Required work: Pick out and copy every line below that has the word "bottom".

Data excerpts:
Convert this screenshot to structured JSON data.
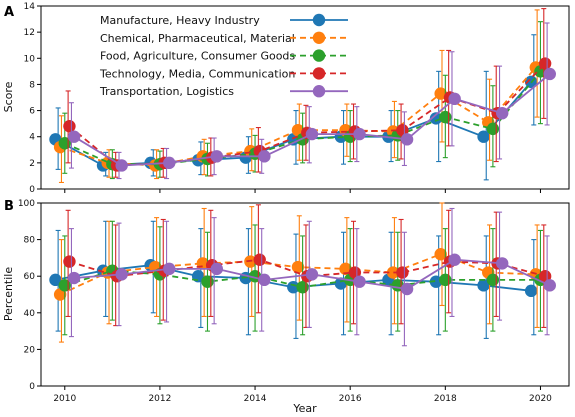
{
  "chart_data": [
    {
      "panel_label": "A",
      "type": "line",
      "ylabel": "Score",
      "x": [
        2010,
        2011,
        2012,
        2013,
        2014,
        2015,
        2016,
        2017,
        2018,
        2019,
        2020
      ],
      "xlim": [
        2009.5,
        2020.6
      ],
      "ylim": [
        0,
        14
      ],
      "yticks": [
        0,
        2,
        4,
        6,
        8,
        10,
        12,
        14
      ],
      "legend": "top-left",
      "series": [
        {
          "name": "Manufacture, Heavy Industry",
          "color": "#1f77b4",
          "dash": "solid",
          "values": [
            3.8,
            1.8,
            2.0,
            2.2,
            2.4,
            3.8,
            4.0,
            4.0,
            5.4,
            4.0,
            8.2
          ],
          "err_low": [
            1.5,
            1.0,
            1.0,
            1.1,
            1.2,
            1.9,
            1.9,
            2.1,
            2.1,
            0.7,
            4.9
          ],
          "err_high": [
            6.2,
            2.8,
            3.0,
            3.6,
            4.0,
            6.0,
            6.0,
            6.0,
            9.0,
            9.0,
            11.8
          ]
        },
        {
          "name": "Chemical, Pharmaceutical, Material",
          "color": "#ff7f0e",
          "dash": "dashed",
          "values": [
            3.2,
            2.0,
            1.8,
            2.5,
            2.9,
            4.5,
            4.5,
            4.4,
            7.3,
            5.1,
            9.3
          ],
          "err_low": [
            0.5,
            0.9,
            0.8,
            1.1,
            1.4,
            2.2,
            2.5,
            2.4,
            3.6,
            2.2,
            5.5
          ],
          "err_high": [
            5.6,
            3.0,
            3.0,
            3.8,
            4.6,
            6.5,
            6.5,
            6.7,
            10.6,
            8.4,
            13.7
          ]
        },
        {
          "name": "Food, Agriculture, Consumer Goods",
          "color": "#2ca02c",
          "dash": "dashed",
          "values": [
            3.5,
            1.9,
            1.9,
            2.3,
            2.7,
            3.8,
            4.0,
            4.1,
            5.5,
            4.6,
            9.0
          ],
          "err_low": [
            1.2,
            0.8,
            0.9,
            1.0,
            1.3,
            2.0,
            2.1,
            2.2,
            2.4,
            1.7,
            5.0
          ],
          "err_high": [
            5.8,
            3.0,
            2.9,
            3.5,
            4.1,
            5.8,
            6.0,
            6.0,
            8.7,
            7.9,
            12.8
          ]
        },
        {
          "name": "Technology, Media, Communication",
          "color": "#d62728",
          "dash": "dashed",
          "values": [
            4.8,
            1.8,
            2.0,
            2.4,
            2.9,
            4.3,
            4.4,
            4.5,
            7.0,
            5.8,
            9.6
          ],
          "err_low": [
            2.0,
            0.9,
            0.9,
            1.0,
            1.3,
            2.2,
            2.3,
            2.3,
            3.3,
            2.1,
            5.4
          ],
          "err_high": [
            7.5,
            2.8,
            3.1,
            3.9,
            4.7,
            6.4,
            6.5,
            6.5,
            10.6,
            9.4,
            13.8
          ]
        },
        {
          "name": "Transportation, Logistics",
          "color": "#9467bd",
          "dash": "solid",
          "values": [
            4.0,
            1.8,
            2.0,
            2.5,
            2.5,
            4.2,
            4.2,
            3.8,
            6.9,
            5.8,
            8.8
          ],
          "err_low": [
            1.6,
            0.8,
            0.8,
            1.1,
            1.2,
            2.0,
            2.1,
            1.8,
            3.3,
            2.3,
            4.9
          ],
          "err_high": [
            6.6,
            2.8,
            3.1,
            3.9,
            3.8,
            6.3,
            6.3,
            5.9,
            10.5,
            9.4,
            12.7
          ]
        }
      ]
    },
    {
      "panel_label": "B",
      "type": "line",
      "xlabel": "Year",
      "ylabel": "Percentile",
      "x": [
        2010,
        2011,
        2012,
        2013,
        2014,
        2015,
        2016,
        2017,
        2018,
        2019,
        2020
      ],
      "xticks": [
        2010,
        2012,
        2014,
        2016,
        2018,
        2020
      ],
      "xlim": [
        2009.5,
        2020.6
      ],
      "ylim": [
        0,
        100
      ],
      "yticks": [
        0,
        20,
        40,
        60,
        80,
        100
      ],
      "series": [
        {
          "name": "Manufacture, Heavy Industry",
          "color": "#1f77b4",
          "dash": "solid",
          "values": [
            58,
            63,
            66,
            60,
            59,
            54,
            56,
            58,
            57,
            55,
            52
          ],
          "err_low": [
            30,
            38,
            40,
            32,
            28,
            26,
            28,
            28,
            28,
            26,
            28
          ],
          "err_high": [
            85,
            90,
            90,
            86,
            86,
            83,
            84,
            84,
            82,
            82,
            80
          ]
        },
        {
          "name": "Chemical, Pharmaceutical, Material",
          "color": "#ff7f0e",
          "dash": "dashed",
          "values": [
            50,
            62,
            65,
            67,
            68,
            65,
            64,
            62,
            72,
            62,
            61
          ],
          "err_low": [
            24,
            34,
            38,
            38,
            38,
            36,
            35,
            34,
            44,
            34,
            32
          ],
          "err_high": [
            80,
            90,
            92,
            97,
            98,
            93,
            92,
            92,
            100,
            88,
            88
          ]
        },
        {
          "name": "Food, Agriculture, Consumer Goods",
          "color": "#2ca02c",
          "dash": "dashed",
          "values": [
            55,
            63,
            61,
            57,
            60,
            54,
            58,
            55,
            58,
            58,
            58
          ],
          "err_low": [
            28,
            36,
            34,
            30,
            30,
            28,
            30,
            30,
            30,
            30,
            30
          ],
          "err_high": [
            82,
            90,
            87,
            84,
            88,
            82,
            86,
            84,
            86,
            86,
            85
          ]
        },
        {
          "name": "Technology, Media, Communication",
          "color": "#d62728",
          "dash": "dashed",
          "values": [
            68,
            60,
            63,
            66,
            69,
            60,
            62,
            62,
            68,
            67,
            60
          ],
          "err_low": [
            38,
            33,
            36,
            38,
            40,
            32,
            34,
            34,
            40,
            38,
            32
          ],
          "err_high": [
            96,
            88,
            91,
            96,
            99,
            88,
            90,
            91,
            96,
            95,
            88
          ]
        },
        {
          "name": "Transportation, Logistics",
          "color": "#9467bd",
          "dash": "solid",
          "values": [
            59,
            61,
            64,
            64,
            58,
            61,
            57,
            53,
            69,
            67,
            55
          ],
          "err_low": [
            27,
            33,
            35,
            34,
            30,
            32,
            28,
            22,
            38,
            36,
            28
          ],
          "err_high": [
            86,
            89,
            90,
            92,
            86,
            90,
            86,
            84,
            97,
            95,
            82
          ]
        }
      ]
    }
  ]
}
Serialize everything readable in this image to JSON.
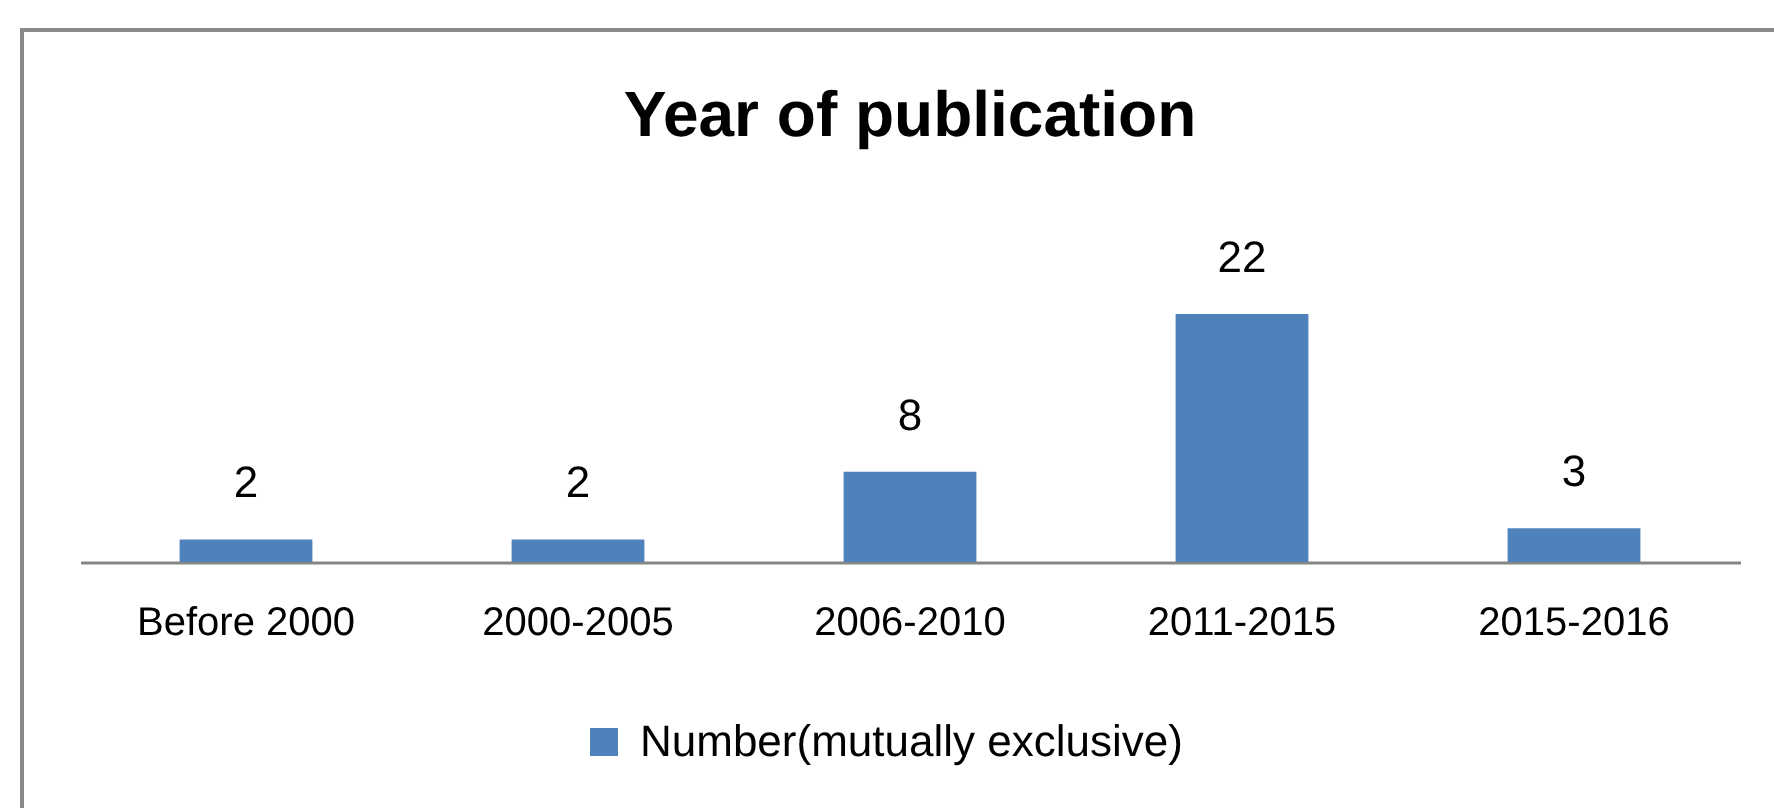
{
  "chart_data": {
    "type": "bar",
    "title": "Year of publication",
    "categories": [
      "Before 2000",
      "2000-2005",
      "2006-2010",
      "2011-2015",
      "2015-2016"
    ],
    "series": [
      {
        "name": "Number(mutually exclusive)",
        "color": "#4f81bd",
        "values": [
          2,
          2,
          8,
          22,
          3
        ]
      }
    ],
    "tick_labels": "x",
    "data_labels": true,
    "legend": "bottom"
  }
}
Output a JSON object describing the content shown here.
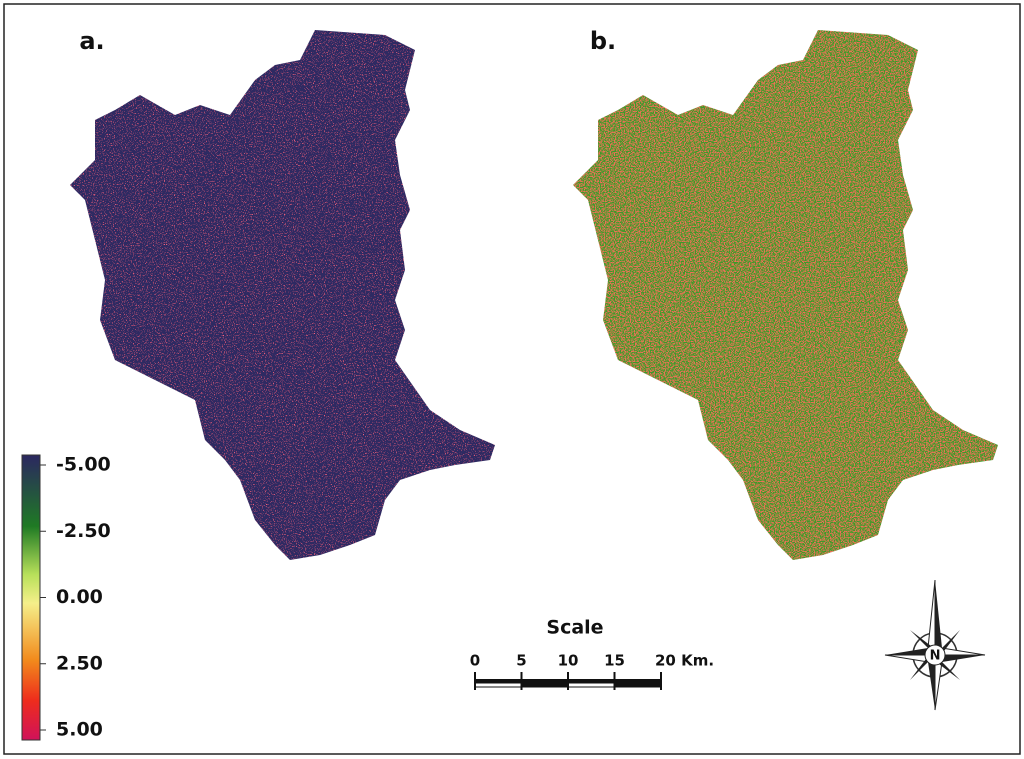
{
  "panels": [
    {
      "label": "a."
    },
    {
      "label": "b."
    }
  ],
  "legend": {
    "ticks": [
      {
        "value": -5,
        "label": "-5.00"
      },
      {
        "value": -2.5,
        "label": "-2.50"
      },
      {
        "value": 0,
        "label": "0.00"
      },
      {
        "value": 2.5,
        "label": "2.50"
      },
      {
        "value": 5,
        "label": "5.00"
      }
    ]
  },
  "scale_bar": {
    "title": "Scale",
    "ticks": [
      0,
      5,
      10,
      15,
      {
        "value": 20,
        "label": "20 Km."
      }
    ]
  },
  "north_arrow": {
    "label": "N"
  }
}
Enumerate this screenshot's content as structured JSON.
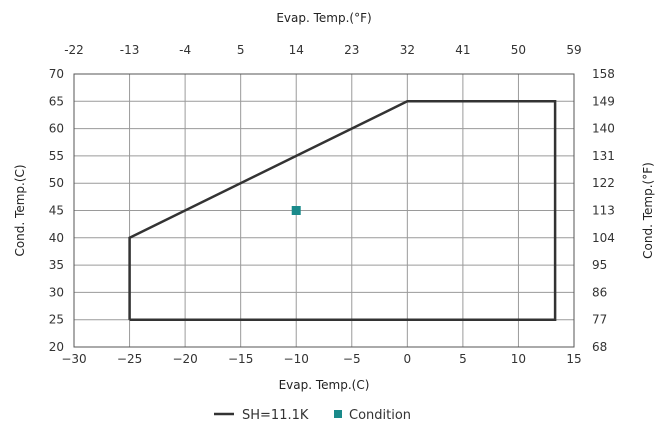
{
  "chart_data": {
    "type": "line",
    "x": {
      "label": "Evap. Temp.(C)",
      "range": [
        -30,
        15
      ],
      "ticks": [
        -30,
        -25,
        -20,
        -15,
        -10,
        -5,
        0,
        5,
        10,
        15
      ]
    },
    "y": {
      "label": "Cond. Temp.(C)",
      "range": [
        20,
        70
      ],
      "ticks": [
        20,
        25,
        30,
        35,
        40,
        45,
        50,
        55,
        60,
        65,
        70
      ]
    },
    "x2": {
      "label": "Evap. Temp.(°F)",
      "ticks": [
        -22,
        -13,
        -4,
        5,
        14,
        23,
        32,
        41,
        50,
        59
      ]
    },
    "y2": {
      "label": "Cond. Temp.(°F)",
      "ticks": [
        68,
        77,
        86,
        95,
        104,
        113,
        122,
        131,
        140,
        149,
        158
      ]
    },
    "grid": true,
    "series": [
      {
        "name": "SH=11.1K",
        "type": "line",
        "color": "#333333",
        "points": [
          [
            -25,
            25
          ],
          [
            -25,
            40
          ],
          [
            0,
            65
          ],
          [
            13.3,
            65
          ],
          [
            13.3,
            25
          ],
          [
            -25,
            25
          ]
        ]
      },
      {
        "name": "Condition",
        "type": "scatter",
        "color": "#1a8a8a",
        "points": [
          [
            -10,
            45
          ]
        ]
      }
    ],
    "legend": {
      "position": "bottom-center"
    }
  }
}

Written response:
    "legend": "bottom"
      "position": "bottom-center"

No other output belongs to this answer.